Stored entries
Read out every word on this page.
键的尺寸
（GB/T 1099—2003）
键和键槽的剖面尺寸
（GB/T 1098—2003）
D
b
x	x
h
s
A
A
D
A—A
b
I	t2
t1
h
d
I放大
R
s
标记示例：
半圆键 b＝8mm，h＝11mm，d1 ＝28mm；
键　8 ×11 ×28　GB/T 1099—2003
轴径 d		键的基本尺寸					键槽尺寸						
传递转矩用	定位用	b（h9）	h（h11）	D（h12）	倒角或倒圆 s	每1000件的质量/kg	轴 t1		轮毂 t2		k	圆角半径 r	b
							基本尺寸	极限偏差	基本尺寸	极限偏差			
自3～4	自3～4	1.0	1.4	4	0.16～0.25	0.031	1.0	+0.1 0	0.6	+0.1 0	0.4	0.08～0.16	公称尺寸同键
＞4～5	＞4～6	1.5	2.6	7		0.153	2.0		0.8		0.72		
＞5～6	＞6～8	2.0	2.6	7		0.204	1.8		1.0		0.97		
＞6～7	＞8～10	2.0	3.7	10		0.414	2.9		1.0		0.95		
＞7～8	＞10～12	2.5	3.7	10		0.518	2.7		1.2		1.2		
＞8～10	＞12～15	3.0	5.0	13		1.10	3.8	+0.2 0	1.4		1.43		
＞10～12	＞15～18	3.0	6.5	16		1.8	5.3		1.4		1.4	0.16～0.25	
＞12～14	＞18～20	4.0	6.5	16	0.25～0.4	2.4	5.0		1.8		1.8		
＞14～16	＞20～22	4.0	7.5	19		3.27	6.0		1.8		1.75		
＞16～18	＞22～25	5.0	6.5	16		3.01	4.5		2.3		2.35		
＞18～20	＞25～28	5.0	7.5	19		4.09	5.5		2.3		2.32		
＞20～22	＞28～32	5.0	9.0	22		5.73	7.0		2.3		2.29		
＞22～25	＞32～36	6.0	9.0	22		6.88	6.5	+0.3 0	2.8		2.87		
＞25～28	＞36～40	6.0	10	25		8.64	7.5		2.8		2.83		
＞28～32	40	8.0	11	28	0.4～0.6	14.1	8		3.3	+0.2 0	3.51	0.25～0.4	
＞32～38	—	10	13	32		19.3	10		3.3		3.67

• _JOB_: Print the complete listing again, exactly as it stands.

• _RESPONSE TO THIS EXERCISE_:
Read out every word on this page.
键的尺寸
（GB/T 1099—2003）
键和键槽的剖面尺寸
（GB/T 1098—2003）
D
b
x	x
h
s
A
A
D
A—A
b
I	t2
t1
h
d
I放大
R
s
标记示例：
半圆键 b＝8mm，h＝11mm，d1 ＝28mm；
键　8 ×11 ×28　GB/T 1099—2003
轴径 d		键的基本尺寸					键槽尺寸						
传递转矩用	定位用	b（h9）	h（h11）	D（h12）	倒角或倒圆 s	每1000件的质量/kg	轴 t1		轮毂 t2		k	圆角半径 r	b
							基本尺寸	极限偏差	基本尺寸	极限偏差			
自3～4	自3～4	1.0	1.4	4	0.16～0.25	0.031	1.0	+0.1 0	0.6	+0.1 0	0.4	0.08～0.16	公称尺寸同键
＞4～5	＞4～6	1.5	2.6	7		0.153	2.0		0.8		0.72		
＞5～6	＞6～8	2.0	2.6	7		0.204	1.8		1.0		0.97		
＞6～7	＞8～10	2.0	3.7	10		0.414	2.9		1.0		0.95		
＞7～8	＞10～12	2.5	3.7	10		0.518	2.7		1.2		1.2		
＞8～10	＞12～15	3.0	5.0	13		1.10	3.8	+0.2 0	1.4		1.43		
＞10～12	＞15～18	3.0	6.5	16		1.8	5.3		1.4		1.4	0.16～0.25	
＞12～14	＞18～20	4.0	6.5	16	0.25～0.4	2.4	5.0		1.8		1.8		
＞14～16	＞20～22	4.0	7.5	19		3.27	6.0		1.8		1.75		
＞16～18	＞22～25	5.0	6.5	16		3.01	4.5		2.3		2.35		
＞18～20	＞25～28	5.0	7.5	19		4.09	5.5		2.3		2.32		
＞20～22	＞28～32	5.0	9.0	22		5.73	7.0		2.3		2.29		
＞22～25	＞32～36	6.0	9.0	22		6.88	6.5	+0.3 0	2.8		2.87		
＞25～28	＞36～40	6.0	10	25		8.64	7.5		2.8		2.83		
＞28～32	40	8.0	11	28	0.4～0.6	14.1	8		3.3	+0.2 0	3.51	0.25～0.4	
＞32～38	—	10	13	32		19.3	10		3.3		3.67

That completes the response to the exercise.